[Collected data]
=-=-=

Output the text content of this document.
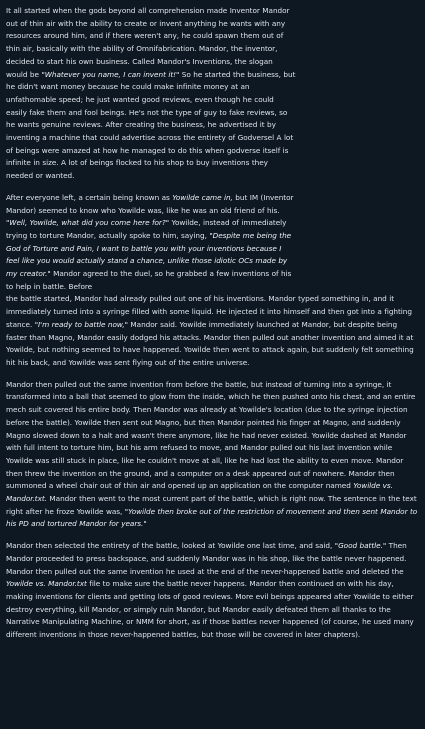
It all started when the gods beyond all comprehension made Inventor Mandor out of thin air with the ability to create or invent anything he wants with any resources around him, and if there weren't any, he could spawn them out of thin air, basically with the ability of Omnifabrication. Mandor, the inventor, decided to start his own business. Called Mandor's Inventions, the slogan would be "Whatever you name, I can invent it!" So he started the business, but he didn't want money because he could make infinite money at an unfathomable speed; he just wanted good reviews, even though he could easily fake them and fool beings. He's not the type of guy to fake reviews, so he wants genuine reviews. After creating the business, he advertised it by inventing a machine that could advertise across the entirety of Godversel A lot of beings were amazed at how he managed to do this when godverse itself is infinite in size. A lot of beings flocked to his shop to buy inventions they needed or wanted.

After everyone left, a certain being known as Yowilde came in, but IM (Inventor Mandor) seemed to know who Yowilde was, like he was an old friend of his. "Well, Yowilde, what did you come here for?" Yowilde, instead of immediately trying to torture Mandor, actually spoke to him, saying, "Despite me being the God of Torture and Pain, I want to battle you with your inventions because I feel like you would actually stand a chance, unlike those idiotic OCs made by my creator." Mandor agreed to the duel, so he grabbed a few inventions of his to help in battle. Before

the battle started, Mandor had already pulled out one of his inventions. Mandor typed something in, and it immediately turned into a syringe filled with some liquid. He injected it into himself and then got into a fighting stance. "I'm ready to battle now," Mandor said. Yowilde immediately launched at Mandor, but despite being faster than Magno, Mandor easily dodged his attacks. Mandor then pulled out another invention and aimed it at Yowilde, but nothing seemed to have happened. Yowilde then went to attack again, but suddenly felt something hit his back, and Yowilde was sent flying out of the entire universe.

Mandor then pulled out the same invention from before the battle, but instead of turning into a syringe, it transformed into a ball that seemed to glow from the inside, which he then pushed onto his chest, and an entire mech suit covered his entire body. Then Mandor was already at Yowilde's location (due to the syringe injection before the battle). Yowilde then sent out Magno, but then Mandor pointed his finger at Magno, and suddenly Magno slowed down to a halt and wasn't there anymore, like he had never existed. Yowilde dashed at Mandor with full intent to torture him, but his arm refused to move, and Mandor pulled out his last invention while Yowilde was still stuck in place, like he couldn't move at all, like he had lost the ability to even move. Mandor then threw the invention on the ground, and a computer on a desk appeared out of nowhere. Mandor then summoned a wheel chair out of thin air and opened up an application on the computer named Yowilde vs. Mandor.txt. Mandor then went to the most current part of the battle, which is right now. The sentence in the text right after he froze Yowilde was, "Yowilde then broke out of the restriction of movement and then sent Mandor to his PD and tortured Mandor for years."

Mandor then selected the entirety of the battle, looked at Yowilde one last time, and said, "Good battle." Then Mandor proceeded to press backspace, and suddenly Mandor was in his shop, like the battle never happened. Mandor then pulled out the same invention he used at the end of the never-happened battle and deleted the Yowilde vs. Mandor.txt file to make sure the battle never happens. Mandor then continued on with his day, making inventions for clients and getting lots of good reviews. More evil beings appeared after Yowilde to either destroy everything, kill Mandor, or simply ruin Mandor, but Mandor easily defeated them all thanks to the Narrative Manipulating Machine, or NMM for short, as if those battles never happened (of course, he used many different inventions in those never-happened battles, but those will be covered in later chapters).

=-=-=

Reproduce every line of the material precisely, omitting its pictures.

Output the text content of this document.
It all started when the gods beyond all comprehension made Inventor Mandor out of thin air with the ability to create or invent anything he wants with any resources around him, and if there weren't any, he could spawn them out of thin air, basically with the ability of Omnifabrication. Mandor, the inventor, decided to start his own business. Called Mandor's Inventions, the slogan would be "Whatever you name, I can invent it!" So he started the business, but he didn't want money because he could make infinite money at an unfathomable speed; he just wanted good reviews, even though he could easily fake them and fool beings. He's not the type of guy to fake reviews, so he wants genuine reviews. After creating the business, he advertised it by inventing a machine that could advertise across the entirety of Godversel A lot of beings were amazed at how he managed to do this when godverse itself is infinite in size. A lot of beings flocked to his shop to buy inventions they needed or wanted.

After everyone left, a certain being known as Yowilde came in, but IM (Inventor Mandor) seemed to know who Yowilde was, like he was an old friend of his. "Well, Yowilde, what did you come here for?" Yowilde, instead of immediately trying to torture Mandor, actually spoke to him, saying, "Despite me being the God of Torture and Pain, I want to battle you with your inventions because I feel like you would actually stand a chance, unlike those idiotic OCs made by my creator." Mandor agreed to the duel, so he grabbed a few inventions of his to help in battle. Before

the battle started, Mandor had already pulled out one of his inventions. Mandor typed something in, and it immediately turned into a syringe filled with some liquid. He injected it into himself and then got into a fighting stance. "I'm ready to battle now," Mandor said. Yowilde immediately launched at Mandor, but despite being faster than Magno, Mandor easily dodged his attacks. Mandor then pulled out another invention and aimed it at Yowilde, but nothing seemed to have happened. Yowilde then went to attack again, but suddenly felt something hit his back, and Yowilde was sent flying out of the entire universe.

Mandor then pulled out the same invention from before the battle, but instead of turning into a syringe, it transformed into a ball that seemed to glow from the inside, which he then pushed onto his chest, and an entire mech suit covered his entire body. Then Mandor was already at Yowilde's location (due to the syringe injection before the battle). Yowilde then sent out Magno, but then Mandor pointed his finger at Magno, and suddenly Magno slowed down to a halt and wasn't there anymore, like he had never existed. Yowilde dashed at Mandor with full intent to torture him, but his arm refused to move, and Mandor pulled out his last invention while Yowilde was still stuck in place, like he couldn't move at all, like he had lost the ability to even move. Mandor then threw the invention on the ground, and a computer on a desk appeared out of nowhere. Mandor then summoned a wheel chair out of thin air and opened up an application on the computer named Yowilde vs. Mandor.txt. Mandor then went to the most current part of the battle, which is right now. The sentence in the text right after he froze Yowilde was, "Yowilde then broke out of the restriction of movement and then sent Mandor to his PD and tortured Mandor for years."

Mandor then selected the entirety of the battle, looked at Yowilde one last time, and said, "Good battle." Then Mandor proceeded to press backspace, and suddenly Mandor was in his shop, like the battle never happened. Mandor then pulled out the same invention he used at the end of the never-happened battle and deleted the Yowilde vs. Mandor.txt file to make sure the battle never happens. Mandor then continued on with his day, making inventions for clients and getting lots of good reviews. More evil beings appeared after Yowilde to either destroy everything, kill Mandor, or simply ruin Mandor, but Mandor easily defeated them all thanks to the Narrative Manipulating Machine, or NMM for short, as if those battles never happened (of course, he used many different inventions in those never-happened battles, but those will be covered in later chapters).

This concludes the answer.